- **WHAT YOU ARE ASKED TO DO**: Write out the full set of records below exactly.

-- Begin --

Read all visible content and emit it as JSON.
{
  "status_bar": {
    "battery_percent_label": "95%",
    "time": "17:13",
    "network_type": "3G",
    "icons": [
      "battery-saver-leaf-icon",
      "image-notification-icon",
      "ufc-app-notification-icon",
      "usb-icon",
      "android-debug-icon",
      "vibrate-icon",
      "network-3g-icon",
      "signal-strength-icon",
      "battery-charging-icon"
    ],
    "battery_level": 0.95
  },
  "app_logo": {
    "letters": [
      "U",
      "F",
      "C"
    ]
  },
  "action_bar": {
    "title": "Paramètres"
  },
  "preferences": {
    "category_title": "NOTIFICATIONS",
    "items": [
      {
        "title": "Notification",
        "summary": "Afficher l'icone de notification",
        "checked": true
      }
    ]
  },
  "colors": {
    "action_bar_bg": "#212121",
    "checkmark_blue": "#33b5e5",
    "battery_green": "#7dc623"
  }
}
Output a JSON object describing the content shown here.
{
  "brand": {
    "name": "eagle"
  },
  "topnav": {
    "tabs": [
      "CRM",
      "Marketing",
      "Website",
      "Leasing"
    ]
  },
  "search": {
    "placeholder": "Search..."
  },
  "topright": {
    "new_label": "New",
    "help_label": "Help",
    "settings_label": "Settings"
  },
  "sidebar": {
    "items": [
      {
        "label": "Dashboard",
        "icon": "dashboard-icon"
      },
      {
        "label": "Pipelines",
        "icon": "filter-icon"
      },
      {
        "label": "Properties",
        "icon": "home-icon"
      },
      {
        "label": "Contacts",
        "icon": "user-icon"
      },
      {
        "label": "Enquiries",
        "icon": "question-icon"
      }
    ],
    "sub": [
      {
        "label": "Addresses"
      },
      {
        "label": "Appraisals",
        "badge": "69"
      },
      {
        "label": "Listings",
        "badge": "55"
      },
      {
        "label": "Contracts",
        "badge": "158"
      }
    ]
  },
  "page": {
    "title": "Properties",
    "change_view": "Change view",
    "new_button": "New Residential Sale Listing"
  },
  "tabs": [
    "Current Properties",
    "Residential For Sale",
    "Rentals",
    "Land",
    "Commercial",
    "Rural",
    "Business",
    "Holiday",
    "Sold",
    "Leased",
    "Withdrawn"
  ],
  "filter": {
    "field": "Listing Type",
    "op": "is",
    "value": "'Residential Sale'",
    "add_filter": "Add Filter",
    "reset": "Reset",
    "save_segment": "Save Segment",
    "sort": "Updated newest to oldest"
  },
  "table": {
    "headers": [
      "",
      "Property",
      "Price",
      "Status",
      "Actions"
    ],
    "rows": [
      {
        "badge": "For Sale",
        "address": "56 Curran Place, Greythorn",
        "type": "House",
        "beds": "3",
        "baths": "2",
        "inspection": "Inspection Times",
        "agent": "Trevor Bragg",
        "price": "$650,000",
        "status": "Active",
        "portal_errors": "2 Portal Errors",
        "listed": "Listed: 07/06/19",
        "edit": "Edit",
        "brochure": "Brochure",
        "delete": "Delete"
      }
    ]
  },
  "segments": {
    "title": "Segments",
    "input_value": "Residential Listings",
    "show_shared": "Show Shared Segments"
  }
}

-- End --

- **FULL ANSWER**:
Read all visible content and emit it as JSON.
{
  "status_bar": {
    "battery_percent_label": "95%",
    "time": "17:13",
    "network_type": "3G",
    "icons": [
      "battery-saver-leaf-icon",
      "image-notification-icon",
      "ufc-app-notification-icon",
      "usb-icon",
      "android-debug-icon",
      "vibrate-icon",
      "network-3g-icon",
      "signal-strength-icon",
      "battery-charging-icon"
    ],
    "battery_level": 0.95
  },
  "app_logo": {
    "letters": [
      "U",
      "F",
      "C"
    ]
  },
  "action_bar": {
    "title": "Paramètres"
  },
  "preferences": {
    "category_title": "NOTIFICATIONS",
    "items": [
      {
        "title": "Notification",
        "summary": "Afficher l'icone de notification",
        "checked": true
      }
    ]
  },
  "colors": {
    "action_bar_bg": "#212121",
    "checkmark_blue": "#33b5e5",
    "battery_green": "#7dc623"
  }
}
Output a JSON object describing the content shown here.
{
  "brand": {
    "name": "eagle"
  },
  "topnav": {
    "tabs": [
      "CRM",
      "Marketing",
      "Website",
      "Leasing"
    ]
  },
  "search": {
    "placeholder": "Search..."
  },
  "topright": {
    "new_label": "New",
    "help_label": "Help",
    "settings_label": "Settings"
  },
  "sidebar": {
    "items": [
      {
        "label": "Dashboard",
        "icon": "dashboard-icon"
      },
      {
        "label": "Pipelines",
        "icon": "filter-icon"
      },
      {
        "label": "Properties",
        "icon": "home-icon"
      },
      {
        "label": "Contacts",
        "icon": "user-icon"
      },
      {
        "label": "Enquiries",
        "icon": "question-icon"
      }
    ],
    "sub": [
      {
        "label": "Addresses"
      },
      {
        "label": "Appraisals",
        "badge": "69"
      },
      {
        "label": "Listings",
        "badge": "55"
      },
      {
        "label": "Contracts",
        "badge": "158"
      }
    ]
  },
  "page": {
    "title": "Properties",
    "change_view": "Change view",
    "new_button": "New Residential Sale Listing"
  },
  "tabs": [
    "Current Properties",
    "Residential For Sale",
    "Rentals",
    "Land",
    "Commercial",
    "Rural",
    "Business",
    "Holiday",
    "Sold",
    "Leased",
    "Withdrawn"
  ],
  "filter": {
    "field": "Listing Type",
    "op": "is",
    "value": "'Residential Sale'",
    "add_filter": "Add Filter",
    "reset": "Reset",
    "save_segment": "Save Segment",
    "sort": "Updated newest to oldest"
  },
  "table": {
    "headers": [
      "",
      "Property",
      "Price",
      "Status",
      "Actions"
    ],
    "rows": [
      {
        "badge": "For Sale",
        "address": "56 Curran Place, Greythorn",
        "type": "House",
        "beds": "3",
        "baths": "2",
        "inspection": "Inspection Times",
        "agent": "Trevor Bragg",
        "price": "$650,000",
        "status": "Active",
        "portal_errors": "2 Portal Errors",
        "listed": "Listed: 07/06/19",
        "edit": "Edit",
        "brochure": "Brochure",
        "delete": "Delete"
      }
    ]
  },
  "segments": {
    "title": "Segments",
    "input_value": "Residential Listings",
    "show_shared": "Show Shared Segments"
  }
}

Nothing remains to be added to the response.